[INSTRUCTIONS TO FOLLOW]
Pictures are not part of the copy; repeat everything else in the records exactly.
## Begin DATA TO USE
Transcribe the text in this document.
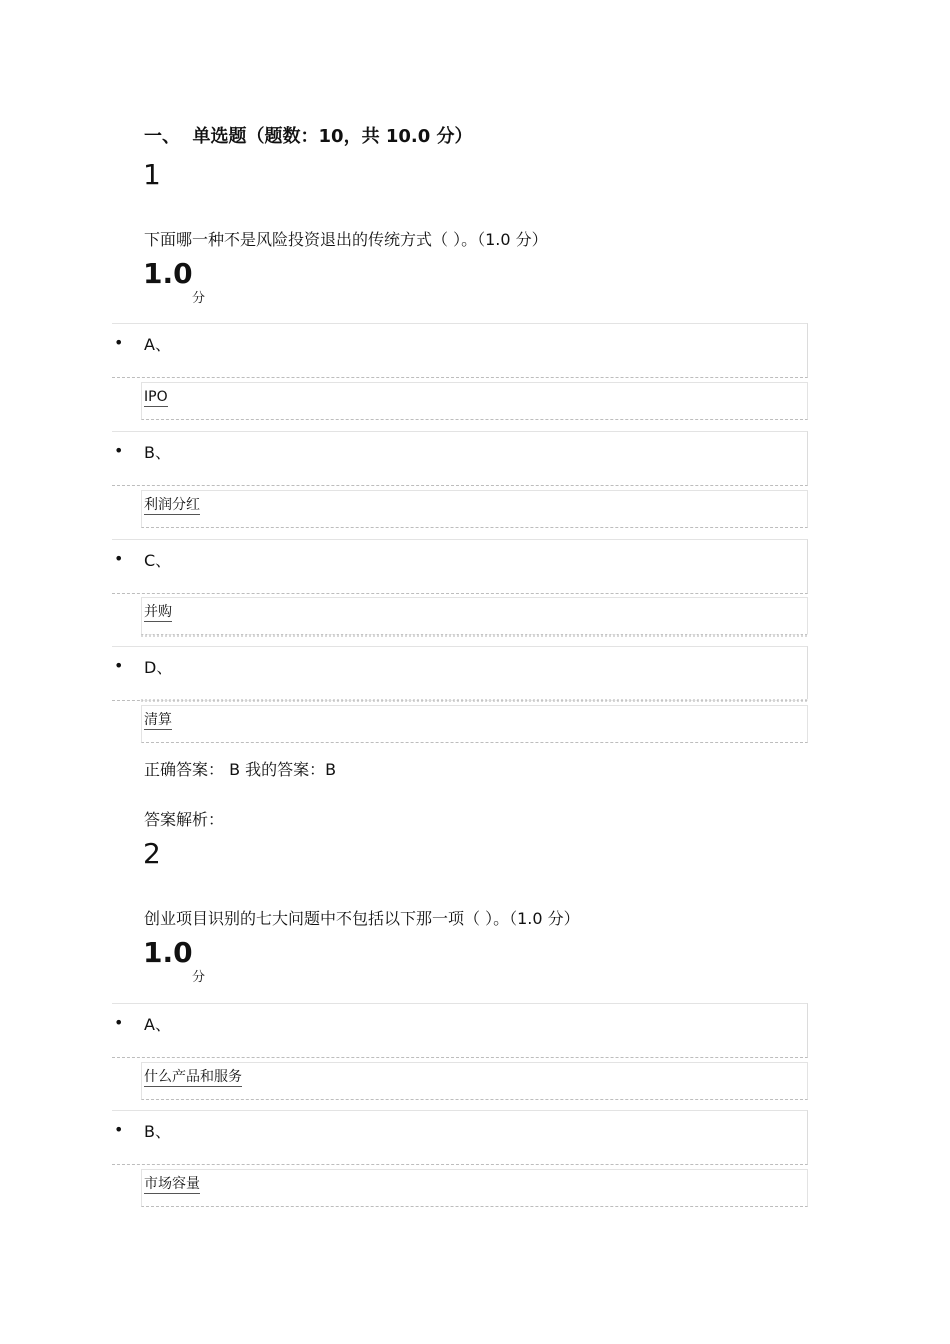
一、  单选题（题数：10，共 10.0 分）
1
下面哪一种不是风险投资退出的传统方式（ ）。（1.0 分）
1.0
分
• A、
IPO
• B、
利润分红
• C、
并购
• D、
清算
正确答案： B 我的答案：B
答案解析：
2
创业项目识别的七大问题中不包括以下那一项（ ）。（1.0 分）
1.0
分
• A、
什么产品和服务
• B、
市场容量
## End DATA TO USE
[ANSWER TO THE EXERCISE]
Transcribe the text in this document.
一、  单选题（题数：10，共 10.0 分）
1
下面哪一种不是风险投资退出的传统方式（ ）。（1.0 分）
1.0
分
• A、
IPO
• B、
利润分红
• C、
并购
• D、
清算
正确答案： B 我的答案：B
答案解析：
2
创业项目识别的七大问题中不包括以下那一项（ ）。（1.0 分）
1.0
分
• A、
什么产品和服务
• B、
市场容量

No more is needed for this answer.